Copy each line exactly. Drop every picture.
>> start
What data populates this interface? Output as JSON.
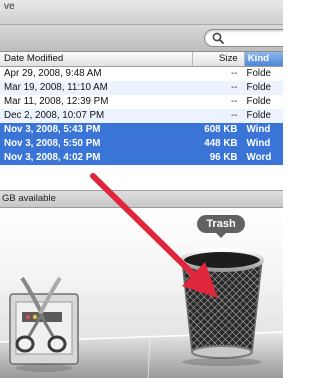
{
  "window": {
    "title_fragment": "ve"
  },
  "search": {
    "placeholder": ""
  },
  "columns": {
    "date_modified": "Date Modified",
    "size": "Size",
    "kind": "Kind"
  },
  "rows": [
    {
      "date": "Apr 29, 2008, 9:48 AM",
      "size": "--",
      "kind": "Folde",
      "selected": false
    },
    {
      "date": "Mar 19, 2008, 11:10 AM",
      "size": "--",
      "kind": "Folde",
      "selected": false
    },
    {
      "date": "Mar 11, 2008, 12:39 PM",
      "size": "--",
      "kind": "Folde",
      "selected": false
    },
    {
      "date": "Dec 2, 2008, 10:07 PM",
      "size": "--",
      "kind": "Folde",
      "selected": false
    },
    {
      "date": "Nov 3, 2008, 5:43 PM",
      "size": "608 KB",
      "kind": "Wind",
      "selected": true
    },
    {
      "date": "Nov 3, 2008, 5:50 PM",
      "size": "448 KB",
      "kind": "Wind",
      "selected": true
    },
    {
      "date": "Nov 3, 2008, 4:02 PM",
      "size": "96 KB",
      "kind": "Word",
      "selected": true
    }
  ],
  "status": {
    "text": "GB available"
  },
  "dock": {
    "trash_label": "Trash",
    "icons": [
      "screenshot-scissors-icon",
      "trash-icon"
    ]
  },
  "colors": {
    "selection": "#3a74d7",
    "arrow": "#e0263b"
  }
}
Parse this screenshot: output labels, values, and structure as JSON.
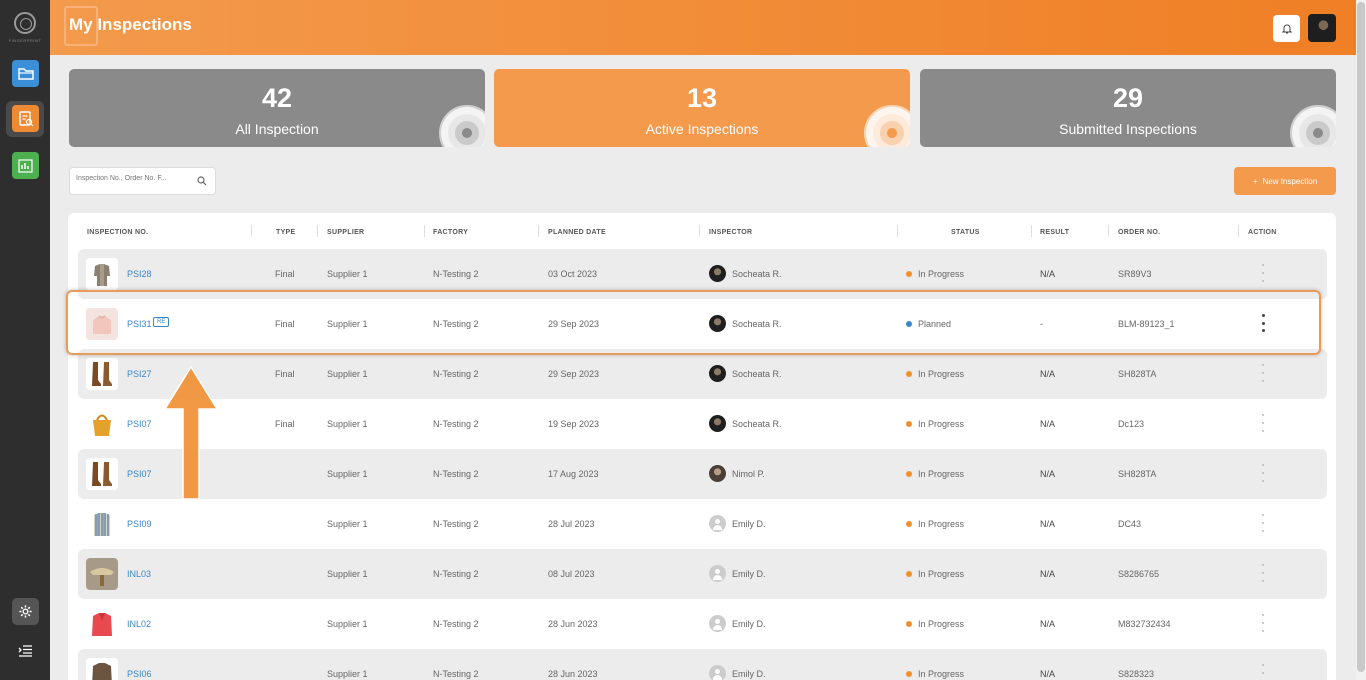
{
  "brand": {
    "logo_text": "FINGERPRINT"
  },
  "header": {
    "title": "My Inspections"
  },
  "colors": {
    "accent": "#f07f25",
    "link": "#3a86c8",
    "status_in_progress": "#f0902d",
    "status_planned": "#3a86c8"
  },
  "stats": [
    {
      "value": "42",
      "label": "All Inspection"
    },
    {
      "value": "13",
      "label": "Active Inspections"
    },
    {
      "value": "29",
      "label": "Submitted Inspections"
    }
  ],
  "search": {
    "placeholder": "Inspection No., Order No. F..."
  },
  "new_button": {
    "label": "New Inspection"
  },
  "table": {
    "columns": [
      "INSPECTION NO.",
      "TYPE",
      "SUPPLIER",
      "FACTORY",
      "PLANNED DATE",
      "INSPECTOR",
      "STATUS",
      "RESULT",
      "ORDER NO.",
      "ACTION"
    ],
    "rows": [
      {
        "no": "PSI28",
        "badge": "",
        "type": "Final",
        "supplier": "Supplier 1",
        "factory": "N-Testing 2",
        "date": "03 Oct 2023",
        "inspector": "Socheata R.",
        "status": "In Progress",
        "result": "N/A",
        "order": "SR89V3"
      },
      {
        "no": "PSI31",
        "badge": "RE",
        "type": "Final",
        "supplier": "Supplier 1",
        "factory": "N-Testing 2",
        "date": "29 Sep 2023",
        "inspector": "Socheata R.",
        "status": "Planned",
        "result": "-",
        "order": "BLM-89123_1"
      },
      {
        "no": "PSI27",
        "badge": "",
        "type": "Final",
        "supplier": "Supplier 1",
        "factory": "N-Testing 2",
        "date": "29 Sep 2023",
        "inspector": "Socheata R.",
        "status": "In Progress",
        "result": "N/A",
        "order": "SH828TA"
      },
      {
        "no": "PSI07",
        "badge": "",
        "type": "Final",
        "supplier": "Supplier 1",
        "factory": "N-Testing 2",
        "date": "19 Sep 2023",
        "inspector": "Socheata R.",
        "status": "In Progress",
        "result": "N/A",
        "order": "Dc123"
      },
      {
        "no": "PSI07",
        "badge": "",
        "type": "",
        "supplier": "Supplier 1",
        "factory": "N-Testing 2",
        "date": "17 Aug 2023",
        "inspector": "Nimol P.",
        "status": "In Progress",
        "result": "N/A",
        "order": "SH828TA"
      },
      {
        "no": "PSI09",
        "badge": "",
        "type": "",
        "supplier": "Supplier 1",
        "factory": "N-Testing 2",
        "date": "28 Jul 2023",
        "inspector": "Emily D.",
        "status": "In Progress",
        "result": "N/A",
        "order": "DC43"
      },
      {
        "no": "INL03",
        "badge": "",
        "type": "",
        "supplier": "Supplier 1",
        "factory": "N-Testing 2",
        "date": "08 Jul 2023",
        "inspector": "Emily D.",
        "status": "In Progress",
        "result": "N/A",
        "order": "S8286765"
      },
      {
        "no": "INL02",
        "badge": "",
        "type": "",
        "supplier": "Supplier 1",
        "factory": "N-Testing 2",
        "date": "28 Jun 2023",
        "inspector": "Emily D.",
        "status": "In Progress",
        "result": "N/A",
        "order": "M832732434"
      },
      {
        "no": "PSI06",
        "badge": "",
        "type": "",
        "supplier": "Supplier 1",
        "factory": "N-Testing 2",
        "date": "28 Jun 2023",
        "inspector": "Emily D.",
        "status": "In Progress",
        "result": "N/A",
        "order": "S828323"
      }
    ]
  }
}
>> end
Written response:
What data populates this interface? Output as JSON.
{
  "window": {
    "title_fragment": "ve"
  },
  "search": {
    "placeholder": ""
  },
  "columns": {
    "date_modified": "Date Modified",
    "size": "Size",
    "kind": "Kind"
  },
  "rows": [
    {
      "date": "Apr 29, 2008, 9:48 AM",
      "size": "--",
      "kind": "Folde",
      "selected": false
    },
    {
      "date": "Mar 19, 2008, 11:10 AM",
      "size": "--",
      "kind": "Folde",
      "selected": false
    },
    {
      "date": "Mar 11, 2008, 12:39 PM",
      "size": "--",
      "kind": "Folde",
      "selected": false
    },
    {
      "date": "Dec 2, 2008, 10:07 PM",
      "size": "--",
      "kind": "Folde",
      "selected": false
    },
    {
      "date": "Nov 3, 2008, 5:43 PM",
      "size": "608 KB",
      "kind": "Wind",
      "selected": true
    },
    {
      "date": "Nov 3, 2008, 5:50 PM",
      "size": "448 KB",
      "kind": "Wind",
      "selected": true
    },
    {
      "date": "Nov 3, 2008, 4:02 PM",
      "size": "96 KB",
      "kind": "Word",
      "selected": true
    }
  ],
  "status": {
    "text": "GB available"
  },
  "dock": {
    "trash_label": "Trash",
    "icons": [
      "screenshot-scissors-icon",
      "trash-icon"
    ]
  },
  "colors": {
    "selection": "#3a74d7",
    "arrow": "#e0263b"
  }
}
Parse this screenshot: output labels, values, and structure as JSON.
{
  "brand": {
    "logo_text": "FINGERPRINT"
  },
  "header": {
    "title": "My Inspections"
  },
  "colors": {
    "accent": "#f07f25",
    "link": "#3a86c8",
    "status_in_progress": "#f0902d",
    "status_planned": "#3a86c8"
  },
  "stats": [
    {
      "value": "42",
      "label": "All Inspection"
    },
    {
      "value": "13",
      "label": "Active Inspections"
    },
    {
      "value": "29",
      "label": "Submitted Inspections"
    }
  ],
  "search": {
    "placeholder": "Inspection No., Order No. F..."
  },
  "new_button": {
    "label": "New Inspection"
  },
  "table": {
    "columns": [
      "INSPECTION NO.",
      "TYPE",
      "SUPPLIER",
      "FACTORY",
      "PLANNED DATE",
      "INSPECTOR",
      "STATUS",
      "RESULT",
      "ORDER NO.",
      "ACTION"
    ],
    "rows": [
      {
        "no": "PSI28",
        "badge": "",
        "type": "Final",
        "supplier": "Supplier 1",
        "factory": "N-Testing 2",
        "date": "03 Oct 2023",
        "inspector": "Socheata R.",
        "status": "In Progress",
        "result": "N/A",
        "order": "SR89V3"
      },
      {
        "no": "PSI31",
        "badge": "RE",
        "type": "Final",
        "supplier": "Supplier 1",
        "factory": "N-Testing 2",
        "date": "29 Sep 2023",
        "inspector": "Socheata R.",
        "status": "Planned",
        "result": "-",
        "order": "BLM-89123_1"
      },
      {
        "no": "PSI27",
        "badge": "",
        "type": "Final",
        "supplier": "Supplier 1",
        "factory": "N-Testing 2",
        "date": "29 Sep 2023",
        "inspector": "Socheata R.",
        "status": "In Progress",
        "result": "N/A",
        "order": "SH828TA"
      },
      {
        "no": "PSI07",
        "badge": "",
        "type": "Final",
        "supplier": "Supplier 1",
        "factory": "N-Testing 2",
        "date": "19 Sep 2023",
        "inspector": "Socheata R.",
        "status": "In Progress",
        "result": "N/A",
        "order": "Dc123"
      },
      {
        "no": "PSI07",
        "badge": "",
        "type": "",
        "supplier": "Supplier 1",
        "factory": "N-Testing 2",
        "date": "17 Aug 2023",
        "inspector": "Nimol P.",
        "status": "In Progress",
        "result": "N/A",
        "order": "SH828TA"
      },
      {
        "no": "PSI09",
        "badge": "",
        "type": "",
        "supplier": "Supplier 1",
        "factory": "N-Testing 2",
        "date": "28 Jul 2023",
        "inspector": "Emily D.",
        "status": "In Progress",
        "result": "N/A",
        "order": "DC43"
      },
      {
        "no": "INL03",
        "badge": "",
        "type": "",
        "supplier": "Supplier 1",
        "factory": "N-Testing 2",
        "date": "08 Jul 2023",
        "inspector": "Emily D.",
        "status": "In Progress",
        "result": "N/A",
        "order": "S8286765"
      },
      {
        "no": "INL02",
        "badge": "",
        "type": "",
        "supplier": "Supplier 1",
        "factory": "N-Testing 2",
        "date": "28 Jun 2023",
        "inspector": "Emily D.",
        "status": "In Progress",
        "result": "N/A",
        "order": "M832732434"
      },
      {
        "no": "PSI06",
        "badge": "",
        "type": "",
        "supplier": "Supplier 1",
        "factory": "N-Testing 2",
        "date": "28 Jun 2023",
        "inspector": "Emily D.",
        "status": "In Progress",
        "result": "N/A",
        "order": "S828323"
      }
    ]
  }
}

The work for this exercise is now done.